*GOAL*:
Check every line of the entries that follow, and copy the ones containing "各分支机构发现恐怖活动组织及恐怖活动人员拥有或者控制的资产".

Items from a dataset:
* BEGIN *

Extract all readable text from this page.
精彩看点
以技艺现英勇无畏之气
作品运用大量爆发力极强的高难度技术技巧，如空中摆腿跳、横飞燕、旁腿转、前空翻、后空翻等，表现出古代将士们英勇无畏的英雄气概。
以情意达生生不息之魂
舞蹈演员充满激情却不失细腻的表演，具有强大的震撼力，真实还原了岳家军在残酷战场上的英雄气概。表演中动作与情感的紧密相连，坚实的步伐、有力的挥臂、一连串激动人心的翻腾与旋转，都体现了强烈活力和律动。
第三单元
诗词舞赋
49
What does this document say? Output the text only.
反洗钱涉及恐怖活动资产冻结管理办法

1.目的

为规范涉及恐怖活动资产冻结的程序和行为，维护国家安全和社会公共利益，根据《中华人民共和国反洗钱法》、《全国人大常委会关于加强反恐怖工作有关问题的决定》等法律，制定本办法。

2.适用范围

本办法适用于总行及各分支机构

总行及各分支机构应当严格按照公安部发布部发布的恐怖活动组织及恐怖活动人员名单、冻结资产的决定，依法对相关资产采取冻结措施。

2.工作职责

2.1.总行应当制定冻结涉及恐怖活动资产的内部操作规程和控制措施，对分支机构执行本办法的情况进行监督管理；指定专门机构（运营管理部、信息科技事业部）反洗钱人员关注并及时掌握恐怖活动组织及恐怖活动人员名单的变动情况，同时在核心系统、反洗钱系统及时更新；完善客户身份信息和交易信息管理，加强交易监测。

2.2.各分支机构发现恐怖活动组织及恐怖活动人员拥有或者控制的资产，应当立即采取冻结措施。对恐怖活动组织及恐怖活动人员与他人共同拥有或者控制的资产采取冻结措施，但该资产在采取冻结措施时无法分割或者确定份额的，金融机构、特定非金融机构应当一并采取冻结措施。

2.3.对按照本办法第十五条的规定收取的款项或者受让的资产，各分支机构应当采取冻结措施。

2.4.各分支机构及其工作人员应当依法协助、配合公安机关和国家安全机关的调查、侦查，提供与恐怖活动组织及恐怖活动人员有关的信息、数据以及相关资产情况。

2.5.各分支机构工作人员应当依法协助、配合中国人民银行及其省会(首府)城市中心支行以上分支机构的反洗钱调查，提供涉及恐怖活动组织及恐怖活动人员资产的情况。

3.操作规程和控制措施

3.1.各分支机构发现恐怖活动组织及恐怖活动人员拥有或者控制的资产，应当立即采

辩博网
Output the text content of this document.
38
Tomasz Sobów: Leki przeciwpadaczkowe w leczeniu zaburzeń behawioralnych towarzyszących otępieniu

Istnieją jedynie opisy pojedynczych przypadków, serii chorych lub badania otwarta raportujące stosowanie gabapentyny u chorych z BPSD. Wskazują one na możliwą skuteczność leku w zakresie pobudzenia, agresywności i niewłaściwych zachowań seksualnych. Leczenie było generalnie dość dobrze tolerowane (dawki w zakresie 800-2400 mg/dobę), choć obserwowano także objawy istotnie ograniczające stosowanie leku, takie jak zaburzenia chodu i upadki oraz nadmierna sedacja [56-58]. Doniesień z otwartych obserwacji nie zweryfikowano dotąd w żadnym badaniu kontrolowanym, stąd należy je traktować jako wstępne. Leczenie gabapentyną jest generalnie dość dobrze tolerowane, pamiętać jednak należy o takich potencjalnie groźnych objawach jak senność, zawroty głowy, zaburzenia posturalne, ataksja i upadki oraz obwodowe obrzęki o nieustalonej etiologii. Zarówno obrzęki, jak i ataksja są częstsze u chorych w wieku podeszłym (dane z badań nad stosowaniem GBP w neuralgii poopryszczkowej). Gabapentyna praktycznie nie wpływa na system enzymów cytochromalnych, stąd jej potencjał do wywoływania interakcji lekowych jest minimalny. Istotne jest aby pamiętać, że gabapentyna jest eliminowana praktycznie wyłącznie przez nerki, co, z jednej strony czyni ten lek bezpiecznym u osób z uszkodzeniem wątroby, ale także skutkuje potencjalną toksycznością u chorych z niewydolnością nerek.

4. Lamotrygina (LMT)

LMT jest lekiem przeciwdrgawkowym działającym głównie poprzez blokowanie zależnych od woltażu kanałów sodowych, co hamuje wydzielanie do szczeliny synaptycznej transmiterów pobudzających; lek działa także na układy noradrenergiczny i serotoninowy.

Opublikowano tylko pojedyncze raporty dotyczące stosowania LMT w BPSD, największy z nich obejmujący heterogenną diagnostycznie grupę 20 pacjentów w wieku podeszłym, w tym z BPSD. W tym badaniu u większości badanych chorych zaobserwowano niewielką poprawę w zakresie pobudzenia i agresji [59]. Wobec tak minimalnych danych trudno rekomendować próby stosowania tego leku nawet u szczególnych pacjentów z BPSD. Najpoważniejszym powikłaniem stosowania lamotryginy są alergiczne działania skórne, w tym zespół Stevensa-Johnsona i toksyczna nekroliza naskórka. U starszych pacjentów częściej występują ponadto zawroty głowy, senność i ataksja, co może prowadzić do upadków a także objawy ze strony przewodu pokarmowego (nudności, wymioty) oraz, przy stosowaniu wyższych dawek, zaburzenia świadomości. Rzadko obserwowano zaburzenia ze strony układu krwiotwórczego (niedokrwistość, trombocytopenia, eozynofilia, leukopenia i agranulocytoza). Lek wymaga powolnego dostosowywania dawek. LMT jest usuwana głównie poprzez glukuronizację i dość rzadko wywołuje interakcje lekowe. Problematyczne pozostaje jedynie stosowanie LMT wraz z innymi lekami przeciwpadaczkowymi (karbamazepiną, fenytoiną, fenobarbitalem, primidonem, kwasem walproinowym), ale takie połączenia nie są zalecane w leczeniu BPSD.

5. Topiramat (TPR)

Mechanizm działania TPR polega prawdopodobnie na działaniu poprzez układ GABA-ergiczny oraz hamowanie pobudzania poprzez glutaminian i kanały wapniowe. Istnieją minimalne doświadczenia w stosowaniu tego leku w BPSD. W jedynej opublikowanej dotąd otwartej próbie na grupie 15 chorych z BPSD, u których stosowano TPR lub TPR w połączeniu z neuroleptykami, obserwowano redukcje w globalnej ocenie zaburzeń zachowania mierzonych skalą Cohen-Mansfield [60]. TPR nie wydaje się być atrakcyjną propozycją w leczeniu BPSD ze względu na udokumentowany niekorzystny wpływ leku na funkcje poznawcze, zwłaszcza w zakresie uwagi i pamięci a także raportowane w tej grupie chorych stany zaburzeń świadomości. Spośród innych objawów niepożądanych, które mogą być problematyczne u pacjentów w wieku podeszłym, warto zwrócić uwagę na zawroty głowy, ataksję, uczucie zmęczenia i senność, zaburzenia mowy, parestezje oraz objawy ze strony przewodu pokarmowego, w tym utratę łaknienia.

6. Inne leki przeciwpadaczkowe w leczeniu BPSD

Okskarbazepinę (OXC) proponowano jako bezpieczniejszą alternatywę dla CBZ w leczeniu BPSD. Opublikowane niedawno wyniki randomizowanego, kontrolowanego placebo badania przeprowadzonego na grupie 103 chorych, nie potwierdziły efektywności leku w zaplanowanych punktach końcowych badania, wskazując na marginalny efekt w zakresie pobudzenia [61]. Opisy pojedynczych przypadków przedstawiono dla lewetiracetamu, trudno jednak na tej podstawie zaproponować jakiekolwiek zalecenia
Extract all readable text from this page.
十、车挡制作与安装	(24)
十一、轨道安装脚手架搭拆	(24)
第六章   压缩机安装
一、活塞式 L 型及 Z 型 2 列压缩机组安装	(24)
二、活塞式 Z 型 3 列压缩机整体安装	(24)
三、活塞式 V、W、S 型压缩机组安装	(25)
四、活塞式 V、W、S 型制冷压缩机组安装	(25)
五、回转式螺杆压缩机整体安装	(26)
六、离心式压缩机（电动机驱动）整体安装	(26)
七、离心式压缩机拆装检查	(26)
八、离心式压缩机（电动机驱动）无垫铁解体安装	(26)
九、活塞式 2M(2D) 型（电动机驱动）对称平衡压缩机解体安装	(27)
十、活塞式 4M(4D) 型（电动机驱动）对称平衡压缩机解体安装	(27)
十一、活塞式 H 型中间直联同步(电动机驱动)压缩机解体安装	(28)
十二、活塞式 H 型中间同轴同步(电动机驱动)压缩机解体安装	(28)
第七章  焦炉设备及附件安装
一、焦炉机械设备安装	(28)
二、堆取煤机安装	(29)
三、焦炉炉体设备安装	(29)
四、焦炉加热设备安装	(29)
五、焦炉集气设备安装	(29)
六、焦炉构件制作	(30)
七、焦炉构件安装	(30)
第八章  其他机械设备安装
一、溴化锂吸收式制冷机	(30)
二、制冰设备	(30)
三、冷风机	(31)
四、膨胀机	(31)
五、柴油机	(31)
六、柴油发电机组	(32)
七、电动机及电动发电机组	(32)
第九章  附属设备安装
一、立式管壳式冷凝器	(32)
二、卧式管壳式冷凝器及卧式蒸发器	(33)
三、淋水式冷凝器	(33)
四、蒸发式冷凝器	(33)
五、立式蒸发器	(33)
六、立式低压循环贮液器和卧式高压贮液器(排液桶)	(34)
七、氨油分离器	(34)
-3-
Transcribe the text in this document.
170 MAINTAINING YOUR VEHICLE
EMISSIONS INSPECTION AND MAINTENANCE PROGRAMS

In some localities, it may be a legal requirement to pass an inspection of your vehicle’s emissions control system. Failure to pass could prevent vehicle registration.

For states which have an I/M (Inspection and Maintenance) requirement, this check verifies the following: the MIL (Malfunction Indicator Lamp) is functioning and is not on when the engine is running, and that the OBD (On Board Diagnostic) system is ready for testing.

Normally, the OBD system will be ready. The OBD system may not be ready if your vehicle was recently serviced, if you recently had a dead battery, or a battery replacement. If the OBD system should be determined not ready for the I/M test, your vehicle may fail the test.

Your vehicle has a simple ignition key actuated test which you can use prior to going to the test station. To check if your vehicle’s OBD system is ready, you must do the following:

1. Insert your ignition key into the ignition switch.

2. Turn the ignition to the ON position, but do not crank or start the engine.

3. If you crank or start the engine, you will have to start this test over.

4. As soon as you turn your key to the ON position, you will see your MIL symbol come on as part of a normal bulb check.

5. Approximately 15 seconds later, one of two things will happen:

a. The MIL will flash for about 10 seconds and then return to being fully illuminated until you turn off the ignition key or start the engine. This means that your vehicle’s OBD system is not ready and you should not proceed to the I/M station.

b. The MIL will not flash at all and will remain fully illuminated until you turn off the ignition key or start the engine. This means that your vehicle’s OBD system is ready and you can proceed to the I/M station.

* END *

*WRITTEN REPLY*:
2.2.各分支机构发现恐怖活动组织及恐怖活动人员拥有或者控制的资产，应当立即采取冻结措施。对恐怖活动组织及恐怖活动人员与他人共同拥有或者控制的资产采取冻结措施，但该资产在采取冻结措施时无法分割或者确定份额的，金融机构、特定非金融机构应当一并采取冻结措施。
3.1.各分支机构发现恐怖活动组织及恐怖活动人员拥有或者控制的资产，应当立即采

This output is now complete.